» DATA EXTRACT:
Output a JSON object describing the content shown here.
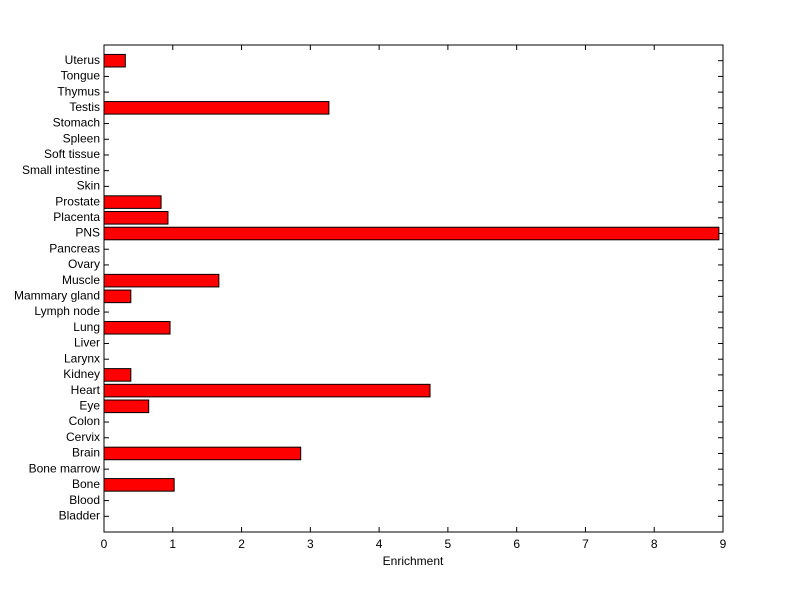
{
  "chart_data": {
    "type": "barh",
    "xlabel": "Enrichment",
    "categories": [
      "Bladder",
      "Blood",
      "Bone",
      "Bone marrow",
      "Brain",
      "Cervix",
      "Colon",
      "Eye",
      "Heart",
      "Kidney",
      "Larynx",
      "Liver",
      "Lung",
      "Lymph node",
      "Mammary gland",
      "Muscle",
      "Ovary",
      "Pancreas",
      "PNS",
      "Placenta",
      "Prostate",
      "Skin",
      "Small intestine",
      "Soft tissue",
      "Spleen",
      "Stomach",
      "Testis",
      "Thymus",
      "Tongue",
      "Uterus"
    ],
    "values": [
      0,
      0,
      1.02,
      0,
      2.86,
      0,
      0,
      0.65,
      4.74,
      0.39,
      0,
      0,
      0.96,
      0,
      0.39,
      1.67,
      0,
      0,
      8.94,
      0.93,
      0.83,
      0,
      0,
      0,
      0,
      0,
      3.27,
      0,
      0,
      0.31
    ],
    "color": "#ff0000",
    "xlim": [
      0,
      9
    ],
    "xticks": [
      0,
      1,
      2,
      3,
      4,
      5,
      6,
      7,
      8,
      9
    ]
  }
}
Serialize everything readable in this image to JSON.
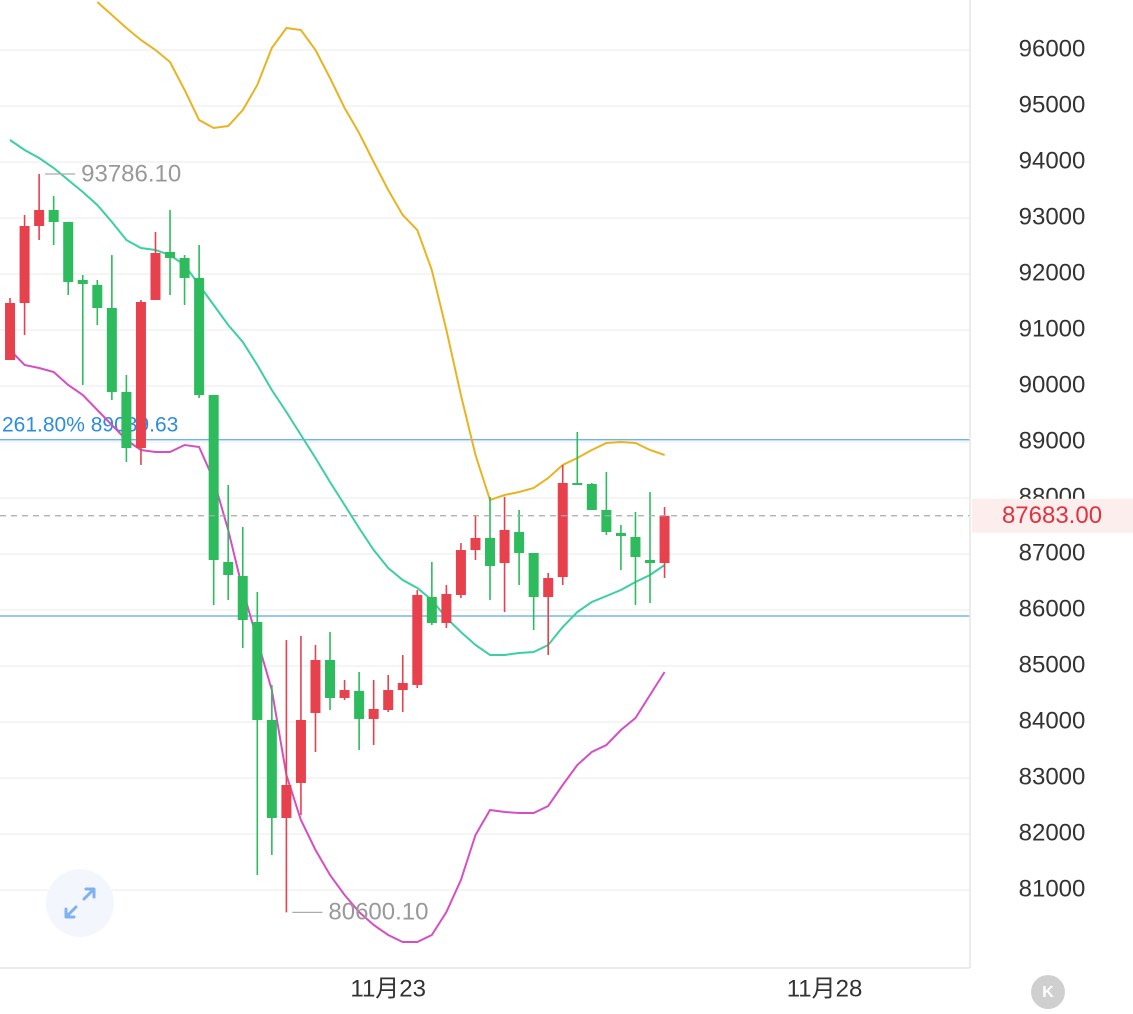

» EXERCISE REQUIREMENTS: Look through the entries and return every line where "JSON" appears.

» THE RESPONSE:
Output a JSON object describing the content shown here.
Serialize everything readable in this image to JSON.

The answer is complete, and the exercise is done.